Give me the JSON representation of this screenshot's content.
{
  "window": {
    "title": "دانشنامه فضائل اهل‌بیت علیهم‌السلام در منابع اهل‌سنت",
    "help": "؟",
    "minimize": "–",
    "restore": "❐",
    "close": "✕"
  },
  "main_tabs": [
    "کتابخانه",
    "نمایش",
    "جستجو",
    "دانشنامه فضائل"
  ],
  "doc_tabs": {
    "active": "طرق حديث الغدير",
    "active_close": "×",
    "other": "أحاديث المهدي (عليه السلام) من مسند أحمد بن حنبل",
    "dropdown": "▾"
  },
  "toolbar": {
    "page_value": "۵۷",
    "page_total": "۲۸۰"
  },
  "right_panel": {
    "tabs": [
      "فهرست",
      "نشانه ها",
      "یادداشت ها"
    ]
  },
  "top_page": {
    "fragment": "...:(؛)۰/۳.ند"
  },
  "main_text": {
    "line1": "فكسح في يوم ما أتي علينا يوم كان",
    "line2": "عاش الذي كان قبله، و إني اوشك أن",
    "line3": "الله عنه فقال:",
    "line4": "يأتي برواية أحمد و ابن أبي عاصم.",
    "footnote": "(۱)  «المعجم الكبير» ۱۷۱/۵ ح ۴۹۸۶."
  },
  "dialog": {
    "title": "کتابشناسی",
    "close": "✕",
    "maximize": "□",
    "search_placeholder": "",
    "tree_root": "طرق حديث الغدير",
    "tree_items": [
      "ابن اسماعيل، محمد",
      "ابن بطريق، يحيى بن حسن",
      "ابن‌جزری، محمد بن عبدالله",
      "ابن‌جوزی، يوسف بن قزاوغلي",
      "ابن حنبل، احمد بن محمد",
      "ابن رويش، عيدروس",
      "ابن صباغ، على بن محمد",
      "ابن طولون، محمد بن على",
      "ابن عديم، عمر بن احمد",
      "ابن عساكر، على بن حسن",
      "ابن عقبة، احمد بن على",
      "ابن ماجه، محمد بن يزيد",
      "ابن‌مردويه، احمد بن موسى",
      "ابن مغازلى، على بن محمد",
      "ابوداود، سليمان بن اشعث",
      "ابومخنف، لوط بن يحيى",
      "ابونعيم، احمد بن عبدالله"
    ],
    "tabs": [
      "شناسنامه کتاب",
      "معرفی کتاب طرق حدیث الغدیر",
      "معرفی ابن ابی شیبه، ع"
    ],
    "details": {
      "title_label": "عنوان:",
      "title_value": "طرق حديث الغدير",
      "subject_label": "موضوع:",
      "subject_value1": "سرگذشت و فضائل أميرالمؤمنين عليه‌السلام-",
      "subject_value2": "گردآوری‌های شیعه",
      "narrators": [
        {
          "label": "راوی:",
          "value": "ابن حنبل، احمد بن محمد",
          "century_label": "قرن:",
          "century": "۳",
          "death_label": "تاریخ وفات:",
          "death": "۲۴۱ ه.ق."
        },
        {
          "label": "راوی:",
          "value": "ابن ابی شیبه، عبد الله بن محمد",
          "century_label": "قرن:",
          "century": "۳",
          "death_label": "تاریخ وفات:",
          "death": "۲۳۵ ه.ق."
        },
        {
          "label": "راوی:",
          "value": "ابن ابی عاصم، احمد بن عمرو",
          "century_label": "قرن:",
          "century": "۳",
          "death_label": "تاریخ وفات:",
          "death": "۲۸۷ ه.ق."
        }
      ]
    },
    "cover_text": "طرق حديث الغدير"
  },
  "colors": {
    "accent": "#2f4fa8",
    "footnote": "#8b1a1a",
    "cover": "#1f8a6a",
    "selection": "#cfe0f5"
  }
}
═══
Print every line of the records exactly. Omit nothing.

→ COMPLETED TASK
Give me the JSON representation of this screenshot's content.
{
  "window": {
    "title": "دانشنامه فضائل اهل‌بیت علیهم‌السلام در منابع اهل‌سنت",
    "help": "؟",
    "minimize": "–",
    "restore": "❐",
    "close": "✕"
  },
  "main_tabs": [
    "کتابخانه",
    "نمایش",
    "جستجو",
    "دانشنامه فضائل"
  ],
  "doc_tabs": {
    "active": "طرق حديث الغدير",
    "active_close": "×",
    "other": "أحاديث المهدي (عليه السلام) من مسند أحمد بن حنبل",
    "dropdown": "▾"
  },
  "toolbar": {
    "page_value": "۵۷",
    "page_total": "۲۸۰"
  },
  "right_panel": {
    "tabs": [
      "فهرست",
      "نشانه ها",
      "یادداشت ها"
    ]
  },
  "top_page": {
    "fragment": "...:(؛)۰/۳.ند"
  },
  "main_text": {
    "line1": "فكسح في يوم ما أتي علينا يوم كان",
    "line2": "عاش الذي كان قبله، و إني اوشك أن",
    "line3": "الله عنه فقال:",
    "line4": "يأتي برواية أحمد و ابن أبي عاصم.",
    "footnote": "(۱)  «المعجم الكبير» ۱۷۱/۵ ح ۴۹۸۶."
  },
  "dialog": {
    "title": "کتابشناسی",
    "close": "✕",
    "maximize": "□",
    "search_placeholder": "",
    "tree_root": "طرق حديث الغدير",
    "tree_items": [
      "ابن اسماعيل، محمد",
      "ابن بطريق، يحيى بن حسن",
      "ابن‌جزری، محمد بن عبدالله",
      "ابن‌جوزی، يوسف بن قزاوغلي",
      "ابن حنبل، احمد بن محمد",
      "ابن رويش، عيدروس",
      "ابن صباغ، على بن محمد",
      "ابن طولون، محمد بن على",
      "ابن عديم، عمر بن احمد",
      "ابن عساكر، على بن حسن",
      "ابن عقبة، احمد بن على",
      "ابن ماجه، محمد بن يزيد",
      "ابن‌مردويه، احمد بن موسى",
      "ابن مغازلى، على بن محمد",
      "ابوداود، سليمان بن اشعث",
      "ابومخنف، لوط بن يحيى",
      "ابونعيم، احمد بن عبدالله"
    ],
    "tabs": [
      "شناسنامه کتاب",
      "معرفی کتاب طرق حدیث الغدیر",
      "معرفی ابن ابی شیبه، ع"
    ],
    "details": {
      "title_label": "عنوان:",
      "title_value": "طرق حديث الغدير",
      "subject_label": "موضوع:",
      "subject_value1": "سرگذشت و فضائل أميرالمؤمنين عليه‌السلام-",
      "subject_value2": "گردآوری‌های شیعه",
      "narrators": [
        {
          "label": "راوی:",
          "value": "ابن حنبل، احمد بن محمد",
          "century_label": "قرن:",
          "century": "۳",
          "death_label": "تاریخ وفات:",
          "death": "۲۴۱ ه.ق."
        },
        {
          "label": "راوی:",
          "value": "ابن ابی شیبه، عبد الله بن محمد",
          "century_label": "قرن:",
          "century": "۳",
          "death_label": "تاریخ وفات:",
          "death": "۲۳۵ ه.ق."
        },
        {
          "label": "راوی:",
          "value": "ابن ابی عاصم، احمد بن عمرو",
          "century_label": "قرن:",
          "century": "۳",
          "death_label": "تاریخ وفات:",
          "death": "۲۸۷ ه.ق."
        }
      ]
    },
    "cover_text": "طرق حديث الغدير"
  },
  "colors": {
    "accent": "#2f4fa8",
    "footnote": "#8b1a1a",
    "cover": "#1f8a6a",
    "selection": "#cfe0f5"
  }
}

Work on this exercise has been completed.